THE REQUEST: Reproduce all of the listing below without alteration.

Data entries
★ ★ ★ ★

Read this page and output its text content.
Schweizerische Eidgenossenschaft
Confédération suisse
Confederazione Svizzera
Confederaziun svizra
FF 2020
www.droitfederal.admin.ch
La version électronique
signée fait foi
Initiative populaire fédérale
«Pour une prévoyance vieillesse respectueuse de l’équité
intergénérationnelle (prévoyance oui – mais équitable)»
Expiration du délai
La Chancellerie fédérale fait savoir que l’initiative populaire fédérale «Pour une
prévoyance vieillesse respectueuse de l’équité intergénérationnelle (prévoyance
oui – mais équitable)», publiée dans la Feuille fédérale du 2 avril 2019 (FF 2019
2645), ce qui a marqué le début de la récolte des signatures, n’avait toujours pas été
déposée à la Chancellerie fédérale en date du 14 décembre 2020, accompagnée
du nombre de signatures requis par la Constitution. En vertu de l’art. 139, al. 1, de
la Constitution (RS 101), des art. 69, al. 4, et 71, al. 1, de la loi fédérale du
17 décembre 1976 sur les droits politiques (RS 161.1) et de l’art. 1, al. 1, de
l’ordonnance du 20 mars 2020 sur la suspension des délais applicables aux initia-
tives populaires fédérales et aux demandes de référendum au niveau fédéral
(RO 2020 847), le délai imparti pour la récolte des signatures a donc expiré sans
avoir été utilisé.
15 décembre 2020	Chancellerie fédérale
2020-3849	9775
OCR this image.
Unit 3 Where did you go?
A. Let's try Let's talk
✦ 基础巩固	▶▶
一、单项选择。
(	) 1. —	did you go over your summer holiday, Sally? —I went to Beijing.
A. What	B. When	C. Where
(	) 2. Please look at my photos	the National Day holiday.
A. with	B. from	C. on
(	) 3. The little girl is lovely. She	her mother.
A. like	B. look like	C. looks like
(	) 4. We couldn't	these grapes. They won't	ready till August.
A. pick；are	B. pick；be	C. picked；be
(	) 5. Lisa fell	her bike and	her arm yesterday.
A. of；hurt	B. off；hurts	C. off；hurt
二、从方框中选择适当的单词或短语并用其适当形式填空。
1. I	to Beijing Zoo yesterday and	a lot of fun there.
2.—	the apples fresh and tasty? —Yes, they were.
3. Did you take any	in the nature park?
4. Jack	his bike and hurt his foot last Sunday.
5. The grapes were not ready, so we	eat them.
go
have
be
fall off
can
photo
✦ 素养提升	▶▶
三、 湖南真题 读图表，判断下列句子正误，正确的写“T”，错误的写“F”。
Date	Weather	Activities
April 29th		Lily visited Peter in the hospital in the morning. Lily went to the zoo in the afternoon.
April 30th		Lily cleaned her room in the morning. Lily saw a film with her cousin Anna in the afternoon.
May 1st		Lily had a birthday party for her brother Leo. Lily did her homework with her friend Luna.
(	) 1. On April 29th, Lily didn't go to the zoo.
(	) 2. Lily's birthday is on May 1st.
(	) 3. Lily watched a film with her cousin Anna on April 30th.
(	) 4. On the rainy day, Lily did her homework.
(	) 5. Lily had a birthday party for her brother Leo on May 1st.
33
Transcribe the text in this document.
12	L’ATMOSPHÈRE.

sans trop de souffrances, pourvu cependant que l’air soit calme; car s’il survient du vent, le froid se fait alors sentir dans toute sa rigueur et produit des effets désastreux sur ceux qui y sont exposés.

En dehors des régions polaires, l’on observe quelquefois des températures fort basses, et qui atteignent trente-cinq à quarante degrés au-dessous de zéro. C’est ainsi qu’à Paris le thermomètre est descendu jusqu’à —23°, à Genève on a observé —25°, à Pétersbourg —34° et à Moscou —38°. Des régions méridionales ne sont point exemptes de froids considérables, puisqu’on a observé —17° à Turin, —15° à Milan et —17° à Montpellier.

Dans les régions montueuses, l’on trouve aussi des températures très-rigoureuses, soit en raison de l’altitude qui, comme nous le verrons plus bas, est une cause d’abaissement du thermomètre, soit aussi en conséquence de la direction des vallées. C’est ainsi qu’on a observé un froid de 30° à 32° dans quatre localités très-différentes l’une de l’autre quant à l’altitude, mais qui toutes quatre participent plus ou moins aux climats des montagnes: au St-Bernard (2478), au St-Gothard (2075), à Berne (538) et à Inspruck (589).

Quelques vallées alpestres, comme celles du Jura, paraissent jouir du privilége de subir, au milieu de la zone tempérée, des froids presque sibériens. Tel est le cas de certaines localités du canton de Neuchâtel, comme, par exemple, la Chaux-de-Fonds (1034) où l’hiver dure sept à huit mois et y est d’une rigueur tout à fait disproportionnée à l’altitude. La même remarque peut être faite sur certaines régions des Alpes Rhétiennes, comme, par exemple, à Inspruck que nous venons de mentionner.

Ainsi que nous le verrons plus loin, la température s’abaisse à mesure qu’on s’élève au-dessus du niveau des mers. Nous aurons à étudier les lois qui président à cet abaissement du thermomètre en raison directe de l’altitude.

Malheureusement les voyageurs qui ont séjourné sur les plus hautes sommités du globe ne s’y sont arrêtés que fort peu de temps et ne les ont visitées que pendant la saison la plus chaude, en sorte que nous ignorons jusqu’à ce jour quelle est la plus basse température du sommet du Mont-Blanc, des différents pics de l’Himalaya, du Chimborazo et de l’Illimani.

★ ★ ★ ★

EXERCISE RESULT:
Read this page and output its text content.
Schweizerische Eidgenossenschaft
Confédération suisse
Confederazione Svizzera
Confederaziun svizra
FF 2020
www.droitfederal.admin.ch
La version électronique
signée fait foi
Initiative populaire fédérale
«Pour une prévoyance vieillesse respectueuse de l’équité
intergénérationnelle (prévoyance oui – mais équitable)»
Expiration du délai
La Chancellerie fédérale fait savoir que l’initiative populaire fédérale «Pour une
prévoyance vieillesse respectueuse de l’équité intergénérationnelle (prévoyance
oui – mais équitable)», publiée dans la Feuille fédérale du 2 avril 2019 (FF 2019
2645), ce qui a marqué le début de la récolte des signatures, n’avait toujours pas été
déposée à la Chancellerie fédérale en date du 14 décembre 2020, accompagnée
du nombre de signatures requis par la Constitution. En vertu de l’art. 139, al. 1, de
la Constitution (RS 101), des art. 69, al. 4, et 71, al. 1, de la loi fédérale du
17 décembre 1976 sur les droits politiques (RS 161.1) et de l’art. 1, al. 1, de
l’ordonnance du 20 mars 2020 sur la suspension des délais applicables aux initia-
tives populaires fédérales et aux demandes de référendum au niveau fédéral
(RO 2020 847), le délai imparti pour la récolte des signatures a donc expiré sans
avoir été utilisé.
15 décembre 2020	Chancellerie fédérale
2020-3849	9775
OCR this image.
Unit 3 Where did you go?
A. Let's try Let's talk
✦ 基础巩固	▶▶
一、单项选择。
(	) 1. —	did you go over your summer holiday, Sally? —I went to Beijing.
A. What	B. When	C. Where
(	) 2. Please look at my photos	the National Day holiday.
A. with	B. from	C. on
(	) 3. The little girl is lovely. She	her mother.
A. like	B. look like	C. looks like
(	) 4. We couldn't	these grapes. They won't	ready till August.
A. pick；are	B. pick；be	C. picked；be
(	) 5. Lisa fell	her bike and	her arm yesterday.
A. of；hurt	B. off；hurts	C. off；hurt
二、从方框中选择适当的单词或短语并用其适当形式填空。
1. I	to Beijing Zoo yesterday and	a lot of fun there.
2.—	the apples fresh and tasty? —Yes, they were.
3. Did you take any	in the nature park?
4. Jack	his bike and hurt his foot last Sunday.
5. The grapes were not ready, so we	eat them.
go
have
be
fall off
can
photo
✦ 素养提升	▶▶
三、 湖南真题 读图表，判断下列句子正误，正确的写“T”，错误的写“F”。
Date	Weather	Activities
April 29th		Lily visited Peter in the hospital in the morning. Lily went to the zoo in the afternoon.
April 30th		Lily cleaned her room in the morning. Lily saw a film with her cousin Anna in the afternoon.
May 1st		Lily had a birthday party for her brother Leo. Lily did her homework with her friend Luna.
(	) 1. On April 29th, Lily didn't go to the zoo.
(	) 2. Lily's birthday is on May 1st.
(	) 3. Lily watched a film with her cousin Anna on April 30th.
(	) 4. On the rainy day, Lily did her homework.
(	) 5. Lily had a birthday party for her brother Leo on May 1st.
33
Transcribe the text in this document.
12	L’ATMOSPHÈRE.

sans trop de souffrances, pourvu cependant que l’air soit calme; car s’il survient du vent, le froid se fait alors sentir dans toute sa rigueur et produit des effets désastreux sur ceux qui y sont exposés.

En dehors des régions polaires, l’on observe quelquefois des températures fort basses, et qui atteignent trente-cinq à quarante degrés au-dessous de zéro. C’est ainsi qu’à Paris le thermomètre est descendu jusqu’à —23°, à Genève on a observé —25°, à Pétersbourg —34° et à Moscou —38°. Des régions méridionales ne sont point exemptes de froids considérables, puisqu’on a observé —17° à Turin, —15° à Milan et —17° à Montpellier.

Dans les régions montueuses, l’on trouve aussi des températures très-rigoureuses, soit en raison de l’altitude qui, comme nous le verrons plus bas, est une cause d’abaissement du thermomètre, soit aussi en conséquence de la direction des vallées. C’est ainsi qu’on a observé un froid de 30° à 32° dans quatre localités très-différentes l’une de l’autre quant à l’altitude, mais qui toutes quatre participent plus ou moins aux climats des montagnes: au St-Bernard (2478), au St-Gothard (2075), à Berne (538) et à Inspruck (589).

Quelques vallées alpestres, comme celles du Jura, paraissent jouir du privilége de subir, au milieu de la zone tempérée, des froids presque sibériens. Tel est le cas de certaines localités du canton de Neuchâtel, comme, par exemple, la Chaux-de-Fonds (1034) où l’hiver dure sept à huit mois et y est d’une rigueur tout à fait disproportionnée à l’altitude. La même remarque peut être faite sur certaines régions des Alpes Rhétiennes, comme, par exemple, à Inspruck que nous venons de mentionner.

Ainsi que nous le verrons plus loin, la température s’abaisse à mesure qu’on s’élève au-dessus du niveau des mers. Nous aurons à étudier les lois qui président à cet abaissement du thermomètre en raison directe de l’altitude.

Malheureusement les voyageurs qui ont séjourné sur les plus hautes sommités du globe ne s’y sont arrêtés que fort peu de temps et ne les ont visitées que pendant la saison la plus chaude, en sorte que nous ignorons jusqu’à ce jour quelle est la plus basse température du sommet du Mont-Blanc, des différents pics de l’Himalaya, du Chimborazo et de l’Illimani.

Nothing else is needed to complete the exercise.